_WORK TO COMPLETE_
Find the number of lines in these records where the word "star" appears. Reply with that number and nothing more.

_DATA EXCERPTS_
** BEGIN **

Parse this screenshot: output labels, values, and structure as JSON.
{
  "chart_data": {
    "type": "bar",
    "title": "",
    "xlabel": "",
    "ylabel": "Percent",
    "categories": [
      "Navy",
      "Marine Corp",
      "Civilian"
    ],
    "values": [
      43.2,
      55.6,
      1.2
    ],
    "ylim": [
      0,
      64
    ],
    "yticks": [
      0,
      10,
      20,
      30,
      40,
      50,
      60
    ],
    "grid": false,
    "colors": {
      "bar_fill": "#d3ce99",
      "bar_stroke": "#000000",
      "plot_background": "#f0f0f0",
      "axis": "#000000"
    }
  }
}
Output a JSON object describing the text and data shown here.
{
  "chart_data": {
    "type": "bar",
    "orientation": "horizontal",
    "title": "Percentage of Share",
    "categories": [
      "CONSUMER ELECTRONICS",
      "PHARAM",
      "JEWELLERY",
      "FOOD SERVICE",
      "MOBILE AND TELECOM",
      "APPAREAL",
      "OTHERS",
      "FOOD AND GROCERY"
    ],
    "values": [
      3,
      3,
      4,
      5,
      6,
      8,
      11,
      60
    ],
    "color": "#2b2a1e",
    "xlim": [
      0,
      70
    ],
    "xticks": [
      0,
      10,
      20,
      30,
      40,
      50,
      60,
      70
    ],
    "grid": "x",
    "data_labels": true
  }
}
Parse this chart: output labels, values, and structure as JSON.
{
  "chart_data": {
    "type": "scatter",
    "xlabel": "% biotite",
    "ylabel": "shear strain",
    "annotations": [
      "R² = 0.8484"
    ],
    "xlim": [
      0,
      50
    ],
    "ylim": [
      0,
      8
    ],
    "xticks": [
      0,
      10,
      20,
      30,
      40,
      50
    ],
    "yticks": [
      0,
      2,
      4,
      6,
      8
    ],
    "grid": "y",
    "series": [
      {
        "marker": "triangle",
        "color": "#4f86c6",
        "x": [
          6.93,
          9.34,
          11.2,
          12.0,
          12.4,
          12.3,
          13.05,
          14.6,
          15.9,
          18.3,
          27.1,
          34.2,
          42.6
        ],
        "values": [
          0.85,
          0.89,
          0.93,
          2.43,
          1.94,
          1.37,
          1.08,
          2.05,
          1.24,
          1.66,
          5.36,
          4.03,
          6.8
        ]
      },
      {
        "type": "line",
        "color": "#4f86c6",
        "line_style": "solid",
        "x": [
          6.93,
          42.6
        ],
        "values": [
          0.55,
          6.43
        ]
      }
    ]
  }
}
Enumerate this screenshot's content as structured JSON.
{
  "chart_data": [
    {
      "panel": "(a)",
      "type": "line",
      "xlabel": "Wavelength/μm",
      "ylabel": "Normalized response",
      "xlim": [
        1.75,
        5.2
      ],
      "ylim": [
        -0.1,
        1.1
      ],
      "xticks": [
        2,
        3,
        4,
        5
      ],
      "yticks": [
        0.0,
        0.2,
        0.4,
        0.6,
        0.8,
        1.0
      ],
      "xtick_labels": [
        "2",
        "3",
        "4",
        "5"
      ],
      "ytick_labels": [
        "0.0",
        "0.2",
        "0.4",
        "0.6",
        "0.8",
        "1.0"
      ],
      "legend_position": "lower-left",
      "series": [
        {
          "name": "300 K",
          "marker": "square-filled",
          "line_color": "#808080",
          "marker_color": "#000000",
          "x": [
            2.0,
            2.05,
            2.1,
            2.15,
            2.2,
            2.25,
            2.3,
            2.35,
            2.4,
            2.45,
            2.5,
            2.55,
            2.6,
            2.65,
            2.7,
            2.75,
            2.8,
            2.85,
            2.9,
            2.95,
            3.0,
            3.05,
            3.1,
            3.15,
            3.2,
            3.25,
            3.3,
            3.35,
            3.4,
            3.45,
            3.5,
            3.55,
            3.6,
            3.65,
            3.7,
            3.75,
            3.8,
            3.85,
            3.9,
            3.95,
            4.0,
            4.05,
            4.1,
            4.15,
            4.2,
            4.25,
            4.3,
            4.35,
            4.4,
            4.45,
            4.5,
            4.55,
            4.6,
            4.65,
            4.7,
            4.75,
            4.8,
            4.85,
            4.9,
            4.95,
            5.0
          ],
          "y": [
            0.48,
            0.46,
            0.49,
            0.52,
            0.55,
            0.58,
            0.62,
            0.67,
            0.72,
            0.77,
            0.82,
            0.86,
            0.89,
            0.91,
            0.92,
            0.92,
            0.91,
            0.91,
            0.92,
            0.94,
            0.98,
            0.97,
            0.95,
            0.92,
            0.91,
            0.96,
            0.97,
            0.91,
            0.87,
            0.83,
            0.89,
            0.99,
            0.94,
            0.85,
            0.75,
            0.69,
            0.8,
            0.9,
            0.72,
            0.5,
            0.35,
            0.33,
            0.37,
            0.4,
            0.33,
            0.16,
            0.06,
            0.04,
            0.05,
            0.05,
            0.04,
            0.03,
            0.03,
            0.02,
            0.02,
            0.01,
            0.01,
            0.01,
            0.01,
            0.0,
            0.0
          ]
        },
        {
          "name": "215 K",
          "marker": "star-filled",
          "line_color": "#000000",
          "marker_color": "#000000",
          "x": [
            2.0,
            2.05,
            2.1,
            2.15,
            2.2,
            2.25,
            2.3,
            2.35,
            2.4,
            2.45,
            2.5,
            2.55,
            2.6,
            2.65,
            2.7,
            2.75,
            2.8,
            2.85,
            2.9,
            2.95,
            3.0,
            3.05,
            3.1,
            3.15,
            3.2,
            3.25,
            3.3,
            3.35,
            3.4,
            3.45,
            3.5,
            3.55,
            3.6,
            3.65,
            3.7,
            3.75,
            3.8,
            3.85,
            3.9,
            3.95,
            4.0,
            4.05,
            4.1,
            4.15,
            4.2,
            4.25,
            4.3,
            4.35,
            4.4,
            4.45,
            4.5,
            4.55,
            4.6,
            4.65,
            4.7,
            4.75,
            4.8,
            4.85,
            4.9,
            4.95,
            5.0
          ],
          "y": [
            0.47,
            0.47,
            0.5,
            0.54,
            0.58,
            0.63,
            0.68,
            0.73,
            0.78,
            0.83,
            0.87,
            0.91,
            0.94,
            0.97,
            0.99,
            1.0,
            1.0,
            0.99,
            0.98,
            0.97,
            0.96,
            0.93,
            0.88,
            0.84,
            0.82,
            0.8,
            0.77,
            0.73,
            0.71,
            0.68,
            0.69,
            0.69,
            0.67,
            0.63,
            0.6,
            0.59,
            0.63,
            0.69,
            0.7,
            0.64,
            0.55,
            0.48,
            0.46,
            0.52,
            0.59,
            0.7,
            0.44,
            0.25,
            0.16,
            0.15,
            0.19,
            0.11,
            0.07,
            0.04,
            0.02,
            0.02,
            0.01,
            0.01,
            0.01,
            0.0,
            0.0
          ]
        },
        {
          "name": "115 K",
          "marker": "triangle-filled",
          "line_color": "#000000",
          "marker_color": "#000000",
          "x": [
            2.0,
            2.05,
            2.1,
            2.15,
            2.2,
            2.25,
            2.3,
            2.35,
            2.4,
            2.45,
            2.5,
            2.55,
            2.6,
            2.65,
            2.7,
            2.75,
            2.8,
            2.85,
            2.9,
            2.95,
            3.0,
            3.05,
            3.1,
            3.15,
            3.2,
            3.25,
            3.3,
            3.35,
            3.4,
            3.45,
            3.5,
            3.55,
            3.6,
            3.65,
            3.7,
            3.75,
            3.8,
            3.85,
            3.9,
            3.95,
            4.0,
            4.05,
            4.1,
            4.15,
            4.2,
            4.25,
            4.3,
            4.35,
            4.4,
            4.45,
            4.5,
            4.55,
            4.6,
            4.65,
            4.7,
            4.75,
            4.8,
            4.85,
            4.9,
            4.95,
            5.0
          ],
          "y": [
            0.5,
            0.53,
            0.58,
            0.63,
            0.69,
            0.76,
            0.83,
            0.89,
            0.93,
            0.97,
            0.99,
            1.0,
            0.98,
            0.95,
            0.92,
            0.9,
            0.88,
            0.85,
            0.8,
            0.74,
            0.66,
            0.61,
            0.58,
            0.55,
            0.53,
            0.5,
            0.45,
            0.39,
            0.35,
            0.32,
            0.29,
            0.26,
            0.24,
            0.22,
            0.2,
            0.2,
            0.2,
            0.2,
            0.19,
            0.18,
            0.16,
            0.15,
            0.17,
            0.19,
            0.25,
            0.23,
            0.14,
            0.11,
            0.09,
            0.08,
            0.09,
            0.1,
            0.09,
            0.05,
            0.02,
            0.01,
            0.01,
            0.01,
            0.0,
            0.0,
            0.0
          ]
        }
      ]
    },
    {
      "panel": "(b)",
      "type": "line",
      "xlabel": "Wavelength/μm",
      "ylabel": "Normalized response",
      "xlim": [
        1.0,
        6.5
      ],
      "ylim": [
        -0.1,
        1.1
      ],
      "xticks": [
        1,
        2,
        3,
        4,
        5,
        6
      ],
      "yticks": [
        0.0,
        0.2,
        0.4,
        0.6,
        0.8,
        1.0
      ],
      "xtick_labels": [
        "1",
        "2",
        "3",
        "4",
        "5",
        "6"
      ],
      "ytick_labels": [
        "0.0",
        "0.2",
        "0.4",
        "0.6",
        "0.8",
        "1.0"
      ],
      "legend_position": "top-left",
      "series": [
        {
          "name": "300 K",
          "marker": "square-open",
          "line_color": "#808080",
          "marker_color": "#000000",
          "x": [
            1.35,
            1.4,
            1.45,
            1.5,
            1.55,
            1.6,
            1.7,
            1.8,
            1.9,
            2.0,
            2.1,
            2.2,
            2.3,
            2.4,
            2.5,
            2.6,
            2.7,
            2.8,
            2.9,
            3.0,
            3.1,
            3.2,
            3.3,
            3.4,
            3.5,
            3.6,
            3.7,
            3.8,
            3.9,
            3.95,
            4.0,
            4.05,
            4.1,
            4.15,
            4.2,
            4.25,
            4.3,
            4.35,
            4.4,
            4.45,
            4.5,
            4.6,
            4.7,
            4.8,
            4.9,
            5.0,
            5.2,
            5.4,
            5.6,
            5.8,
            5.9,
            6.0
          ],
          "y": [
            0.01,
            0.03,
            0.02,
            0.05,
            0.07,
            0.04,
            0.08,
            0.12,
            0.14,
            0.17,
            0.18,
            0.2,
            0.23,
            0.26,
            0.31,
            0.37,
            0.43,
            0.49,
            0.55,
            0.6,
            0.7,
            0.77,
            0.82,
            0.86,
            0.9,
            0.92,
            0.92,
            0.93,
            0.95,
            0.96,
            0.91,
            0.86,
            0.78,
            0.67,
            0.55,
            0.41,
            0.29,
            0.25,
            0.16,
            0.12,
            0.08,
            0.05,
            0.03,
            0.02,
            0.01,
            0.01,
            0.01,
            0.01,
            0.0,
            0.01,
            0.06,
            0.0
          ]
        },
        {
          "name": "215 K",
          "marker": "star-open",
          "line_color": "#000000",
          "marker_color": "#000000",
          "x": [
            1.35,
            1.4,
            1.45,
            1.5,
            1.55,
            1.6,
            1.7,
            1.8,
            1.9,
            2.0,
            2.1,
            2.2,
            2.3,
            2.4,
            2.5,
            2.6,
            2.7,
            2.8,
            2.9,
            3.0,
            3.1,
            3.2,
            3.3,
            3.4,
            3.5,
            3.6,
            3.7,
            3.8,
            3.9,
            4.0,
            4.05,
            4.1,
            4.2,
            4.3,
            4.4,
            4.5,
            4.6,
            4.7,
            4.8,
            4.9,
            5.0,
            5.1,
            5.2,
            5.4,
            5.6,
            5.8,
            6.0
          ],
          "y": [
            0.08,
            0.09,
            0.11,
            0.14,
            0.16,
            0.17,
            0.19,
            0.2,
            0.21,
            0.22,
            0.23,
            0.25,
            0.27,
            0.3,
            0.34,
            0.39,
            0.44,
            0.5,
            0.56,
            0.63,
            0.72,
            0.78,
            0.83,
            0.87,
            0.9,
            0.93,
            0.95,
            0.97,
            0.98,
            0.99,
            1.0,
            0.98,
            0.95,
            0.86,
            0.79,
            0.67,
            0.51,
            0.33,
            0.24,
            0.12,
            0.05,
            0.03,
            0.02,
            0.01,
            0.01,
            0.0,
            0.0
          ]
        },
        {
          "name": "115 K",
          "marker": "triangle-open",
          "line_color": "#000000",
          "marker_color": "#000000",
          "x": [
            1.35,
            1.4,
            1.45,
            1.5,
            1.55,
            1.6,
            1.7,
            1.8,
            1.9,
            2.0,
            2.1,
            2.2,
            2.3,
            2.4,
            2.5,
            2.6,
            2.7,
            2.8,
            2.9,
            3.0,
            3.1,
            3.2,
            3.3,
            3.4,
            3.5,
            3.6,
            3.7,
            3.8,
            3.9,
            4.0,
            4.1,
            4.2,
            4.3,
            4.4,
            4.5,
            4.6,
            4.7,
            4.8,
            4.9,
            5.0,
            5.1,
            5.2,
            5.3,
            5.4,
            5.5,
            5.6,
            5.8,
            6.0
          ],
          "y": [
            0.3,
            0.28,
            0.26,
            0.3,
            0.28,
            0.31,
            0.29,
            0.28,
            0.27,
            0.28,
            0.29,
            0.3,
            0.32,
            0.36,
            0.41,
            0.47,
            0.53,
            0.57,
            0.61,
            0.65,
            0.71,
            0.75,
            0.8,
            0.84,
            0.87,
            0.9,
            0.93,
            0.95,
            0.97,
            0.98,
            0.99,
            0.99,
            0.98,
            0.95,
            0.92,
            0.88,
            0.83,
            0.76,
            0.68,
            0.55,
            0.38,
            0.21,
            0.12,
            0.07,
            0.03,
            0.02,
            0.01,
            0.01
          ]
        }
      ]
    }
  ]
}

** END **

_FINISHED TASK_
2